Task goal
Show each line of the data below that has the string "Units" in it.

[Data records]
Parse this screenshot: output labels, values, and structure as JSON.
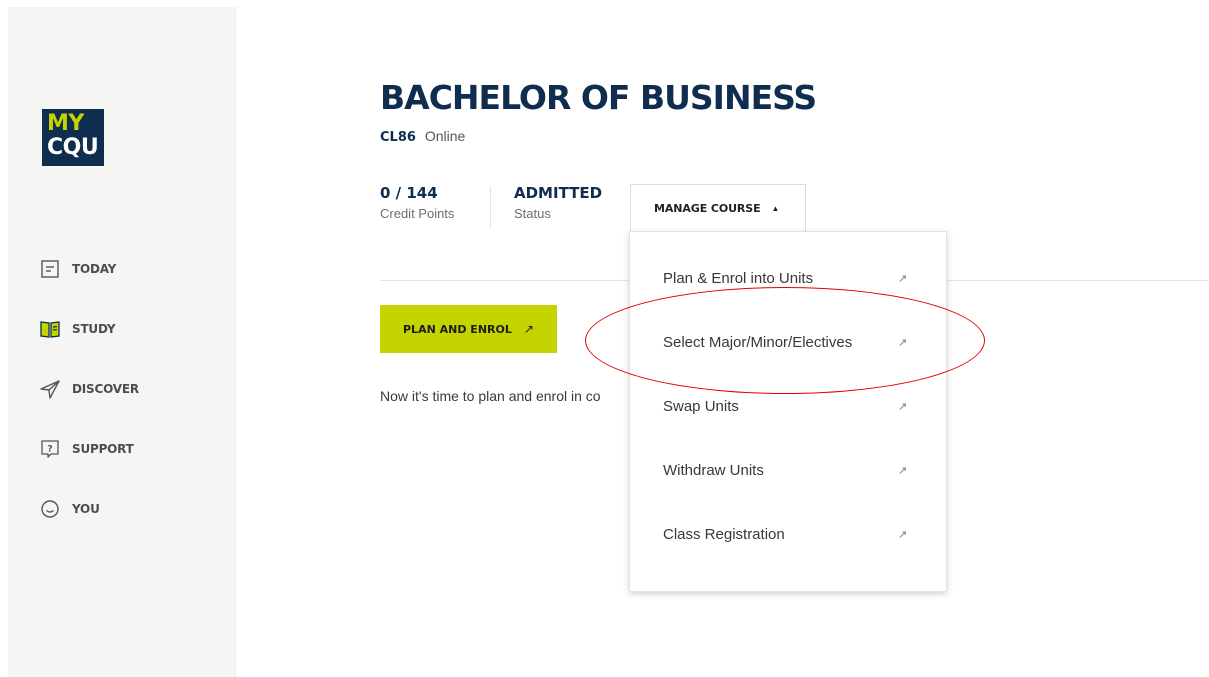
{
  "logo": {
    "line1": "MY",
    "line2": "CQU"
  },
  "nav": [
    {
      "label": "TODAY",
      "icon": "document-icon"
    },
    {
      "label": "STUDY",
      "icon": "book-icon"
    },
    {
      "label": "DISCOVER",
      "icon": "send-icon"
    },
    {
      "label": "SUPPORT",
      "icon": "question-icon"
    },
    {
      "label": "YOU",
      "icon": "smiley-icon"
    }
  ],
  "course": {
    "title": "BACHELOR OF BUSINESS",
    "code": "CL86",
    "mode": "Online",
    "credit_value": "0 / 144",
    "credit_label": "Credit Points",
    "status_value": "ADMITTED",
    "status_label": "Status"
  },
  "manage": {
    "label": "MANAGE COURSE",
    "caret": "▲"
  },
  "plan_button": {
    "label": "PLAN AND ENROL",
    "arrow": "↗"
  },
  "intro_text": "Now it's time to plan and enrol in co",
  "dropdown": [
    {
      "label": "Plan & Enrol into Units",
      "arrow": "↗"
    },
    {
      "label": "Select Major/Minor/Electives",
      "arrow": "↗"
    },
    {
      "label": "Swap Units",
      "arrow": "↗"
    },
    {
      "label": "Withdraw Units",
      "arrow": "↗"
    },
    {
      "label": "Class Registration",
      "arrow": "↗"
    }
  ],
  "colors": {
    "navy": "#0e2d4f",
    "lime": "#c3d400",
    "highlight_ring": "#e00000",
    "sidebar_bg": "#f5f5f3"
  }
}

Correct response
      "label": "Plan & Enrol into Units",
      "label": "Swap Units",
      "label": "Withdraw Units",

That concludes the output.